====== Rows ======
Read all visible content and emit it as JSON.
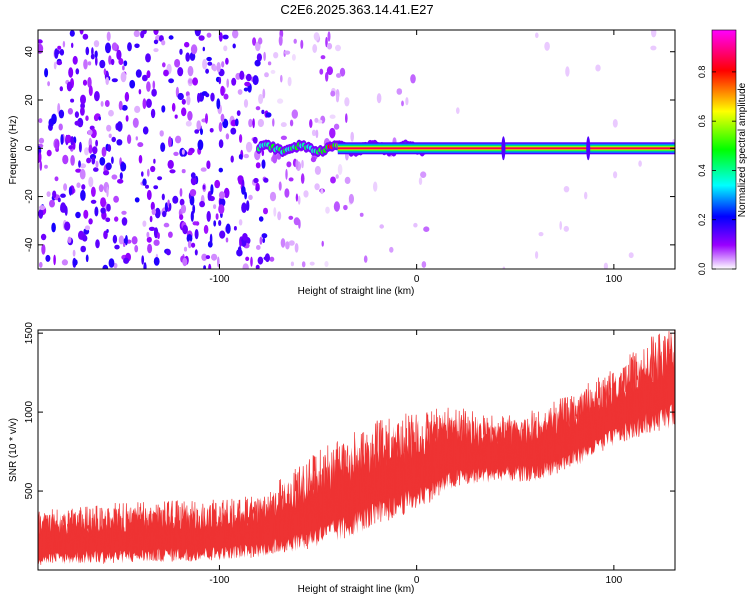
{
  "title": "C2E6.2025.363.14.41.E27",
  "chart_data": [
    {
      "type": "heatmap",
      "name": "spectrogram",
      "xlabel": "Height of straight line (km)",
      "ylabel": "Frequency (Hz)",
      "xlim": [
        -192,
        131
      ],
      "ylim": [
        -50,
        49
      ],
      "xticks": [
        -100,
        0,
        100
      ],
      "xtick_labels": [
        "-100",
        "0",
        "100"
      ],
      "yticks": [
        -40,
        -20,
        0,
        20,
        40
      ],
      "ytick_labels": [
        "-40",
        "-20",
        "0",
        "20",
        "40"
      ],
      "colorbar": {
        "label": "Normalized spectral amplitude",
        "range": [
          0,
          0.97
        ],
        "ticks": [
          0.0,
          0.2,
          0.4,
          0.6,
          0.8
        ],
        "tick_labels": [
          "0.0",
          "0.2",
          "0.4",
          "0.6",
          "0.8"
        ],
        "stops": [
          "#ffffff",
          "#9900ff",
          "#0000ff",
          "#00ffff",
          "#00ff00",
          "#ffff00",
          "#ff0000",
          "#ff00ff"
        ]
      },
      "features": {
        "noise_region_km": [
          -192,
          -75
        ],
        "transition_region_km": [
          -75,
          -35
        ],
        "signal_start_km": -80,
        "signal_frequency_hz": 0,
        "signal_peak_amplitude": 0.9,
        "spikes_km": [
          44,
          87
        ]
      }
    },
    {
      "type": "line",
      "name": "snr",
      "xlabel": "Height of straight line (km)",
      "ylabel": "SNR (10 * v/v)",
      "xlim": [
        -192,
        131
      ],
      "ylim": [
        0,
        1520
      ],
      "xticks": [
        -100,
        0,
        100
      ],
      "xtick_labels": [
        "-100",
        "0",
        "100"
      ],
      "yticks": [
        500,
        1000,
        1500
      ],
      "ytick_labels": [
        "500",
        "1000",
        "1500"
      ],
      "color": "#ee3333",
      "trend": {
        "x": [
          -192,
          -150,
          -100,
          -80,
          -60,
          -40,
          -20,
          0,
          20,
          40,
          60,
          80,
          100,
          120,
          131
        ],
        "lower": [
          30,
          40,
          60,
          80,
          120,
          170,
          280,
          380,
          520,
          560,
          560,
          650,
          780,
          870,
          900
        ],
        "upper": [
          350,
          400,
          420,
          450,
          620,
          800,
          900,
          960,
          1000,
          950,
          980,
          1100,
          1250,
          1450,
          1520
        ]
      }
    }
  ]
}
======
**Work instructions**
Make an exact copy of the data above, pictures excluded.

**Exercise answer**
Read all visible content and emit it as JSON.
{
  "title": "C2E6.2025.363.14.41.E27",
  "chart_data": [
    {
      "type": "heatmap",
      "name": "spectrogram",
      "xlabel": "Height of straight line (km)",
      "ylabel": "Frequency (Hz)",
      "xlim": [
        -192,
        131
      ],
      "ylim": [
        -50,
        49
      ],
      "xticks": [
        -100,
        0,
        100
      ],
      "xtick_labels": [
        "-100",
        "0",
        "100"
      ],
      "yticks": [
        -40,
        -20,
        0,
        20,
        40
      ],
      "ytick_labels": [
        "-40",
        "-20",
        "0",
        "20",
        "40"
      ],
      "colorbar": {
        "label": "Normalized spectral amplitude",
        "range": [
          0,
          0.97
        ],
        "ticks": [
          0.0,
          0.2,
          0.4,
          0.6,
          0.8
        ],
        "tick_labels": [
          "0.0",
          "0.2",
          "0.4",
          "0.6",
          "0.8"
        ],
        "stops": [
          "#ffffff",
          "#9900ff",
          "#0000ff",
          "#00ffff",
          "#00ff00",
          "#ffff00",
          "#ff0000",
          "#ff00ff"
        ]
      },
      "features": {
        "noise_region_km": [
          -192,
          -75
        ],
        "transition_region_km": [
          -75,
          -35
        ],
        "signal_start_km": -80,
        "signal_frequency_hz": 0,
        "signal_peak_amplitude": 0.9,
        "spikes_km": [
          44,
          87
        ]
      }
    },
    {
      "type": "line",
      "name": "snr",
      "xlabel": "Height of straight line (km)",
      "ylabel": "SNR (10 * v/v)",
      "xlim": [
        -192,
        131
      ],
      "ylim": [
        0,
        1520
      ],
      "xticks": [
        -100,
        0,
        100
      ],
      "xtick_labels": [
        "-100",
        "0",
        "100"
      ],
      "yticks": [
        500,
        1000,
        1500
      ],
      "ytick_labels": [
        "500",
        "1000",
        "1500"
      ],
      "color": "#ee3333",
      "trend": {
        "x": [
          -192,
          -150,
          -100,
          -80,
          -60,
          -40,
          -20,
          0,
          20,
          40,
          60,
          80,
          100,
          120,
          131
        ],
        "lower": [
          30,
          40,
          60,
          80,
          120,
          170,
          280,
          380,
          520,
          560,
          560,
          650,
          780,
          870,
          900
        ],
        "upper": [
          350,
          400,
          420,
          450,
          620,
          800,
          900,
          960,
          1000,
          950,
          980,
          1100,
          1250,
          1450,
          1520
        ]
      }
    }
  ]
}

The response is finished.